* [Stated exercise]
Check each line of the listing, and copy it if it contains the word "review".

Data excerpts:
______
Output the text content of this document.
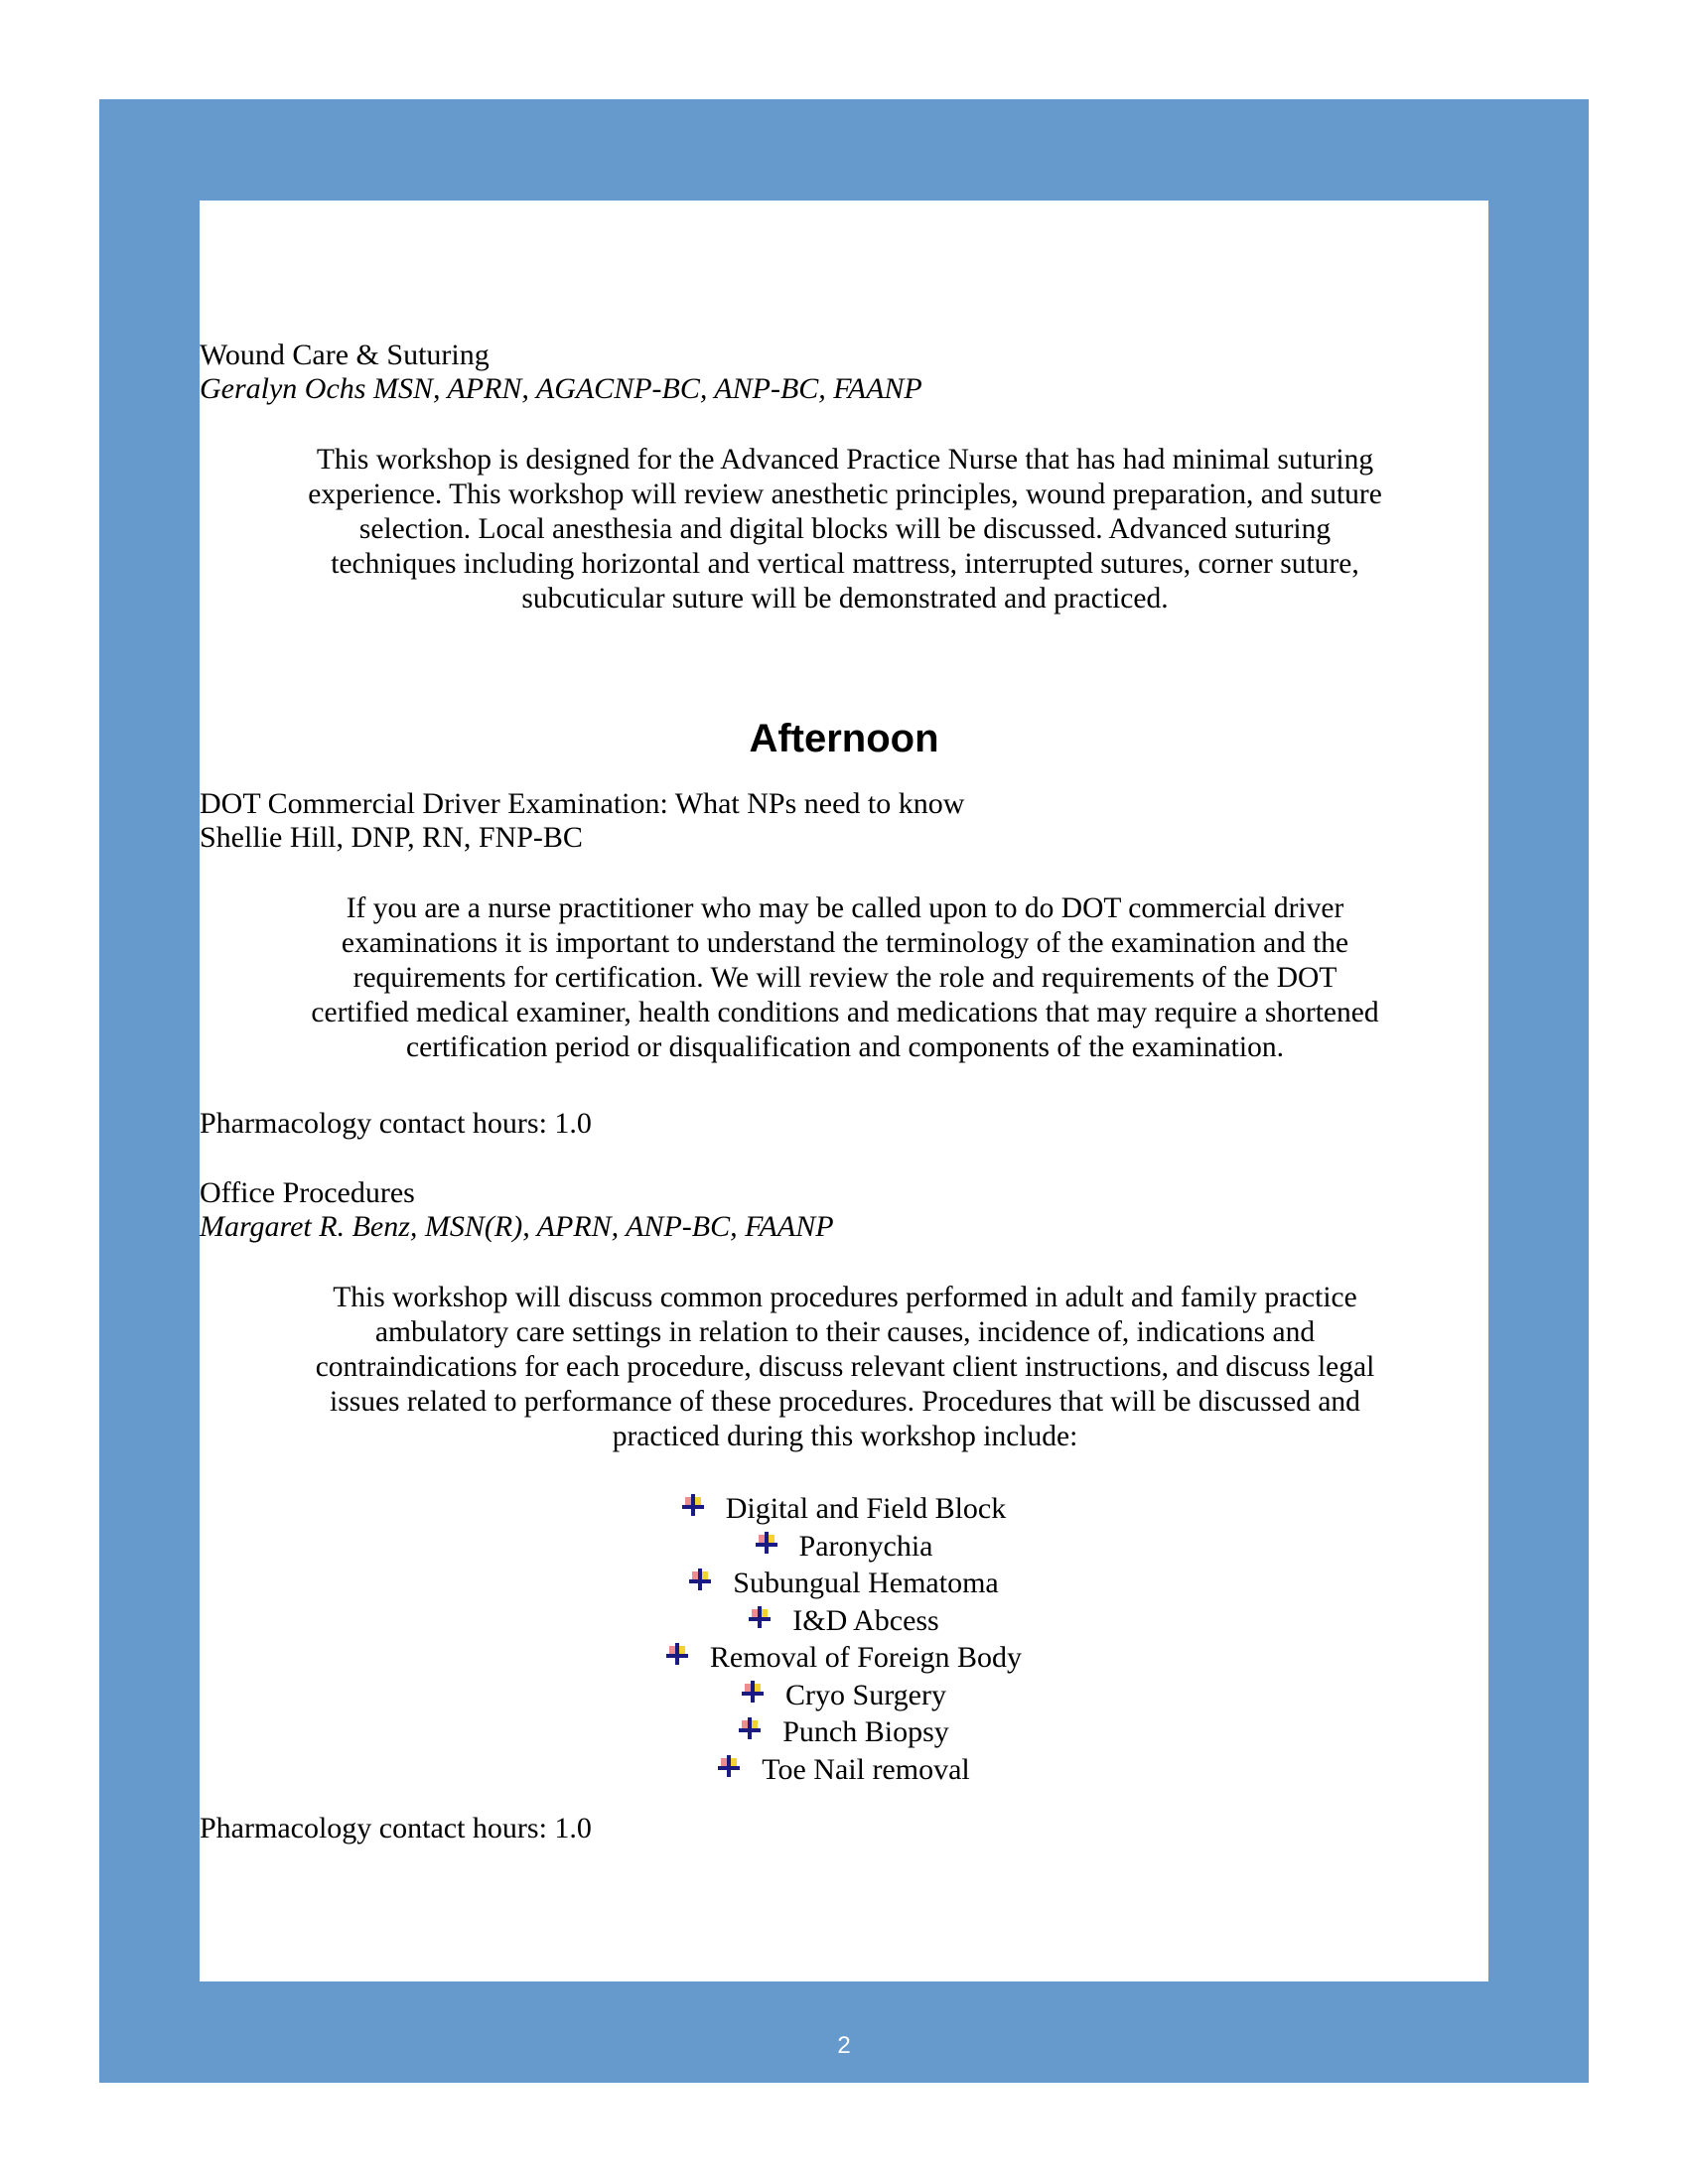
Wound Care & Suturing
Geralyn Ochs MSN, APRN, AGACNP-BC, ANP-BC, FAANP

This workshop is designed for the Advanced Practice Nurse that has had minimal suturing experience. This workshop will review anesthetic principles, wound preparation, and suture selection. Local anesthesia and digital blocks will be discussed. Advanced suturing techniques including horizontal and vertical mattress, interrupted sutures, corner suture, subcuticular suture will be demonstrated and practiced.

Afternoon
DOT Commercial Driver Examination: What NPs need to know
Shellie Hill, DNP, RN, FNP-BC

If you are a nurse practitioner who may be called upon to do DOT commercial driver examinations it is important to understand the terminology of the examination and the requirements for certification. We will review the role and requirements of the DOT certified medical examiner, health conditions and medications that may require a shortened certification period or disqualification and components of the examination.

Pharmacology contact hours: 1.0
Office Procedures
Margaret R. Benz, MSN(R), APRN, ANP-BC, FAANP

This workshop will discuss common procedures performed in adult and family practice ambulatory care settings in relation to their causes, incidence of, indications and contraindications for each procedure, discuss relevant client instructions, and discuss legal issues related to performance of these procedures. Procedures that will be discussed and practiced during this workshop include:

Digital and Field Block
Paronychia
Subungual Hematoma
I&D Abcess
Removal of Foreign Body
Cryo Surgery
Punch Biopsy
Toe Nail removal
Pharmacology contact hours: 1.0
2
______
* [Answer in full]
This workshop is designed for the Advanced Practice Nurse that has had minimal suturing experience. This workshop will review anesthetic principles, wound preparation, and suture selection. Local anesthesia and digital blocks will be discussed. Advanced suturing techniques including horizontal and vertical mattress, interrupted sutures, corner suture, subcuticular suture will be demonstrated and practiced.
If you are a nurse practitioner who may be called upon to do DOT commercial driver examinations it is important to understand the terminology of the examination and the requirements for certification. We will review the role and requirements of the DOT certified medical examiner, health conditions and medications that may require a shortened certification period or disqualification and components of the examination.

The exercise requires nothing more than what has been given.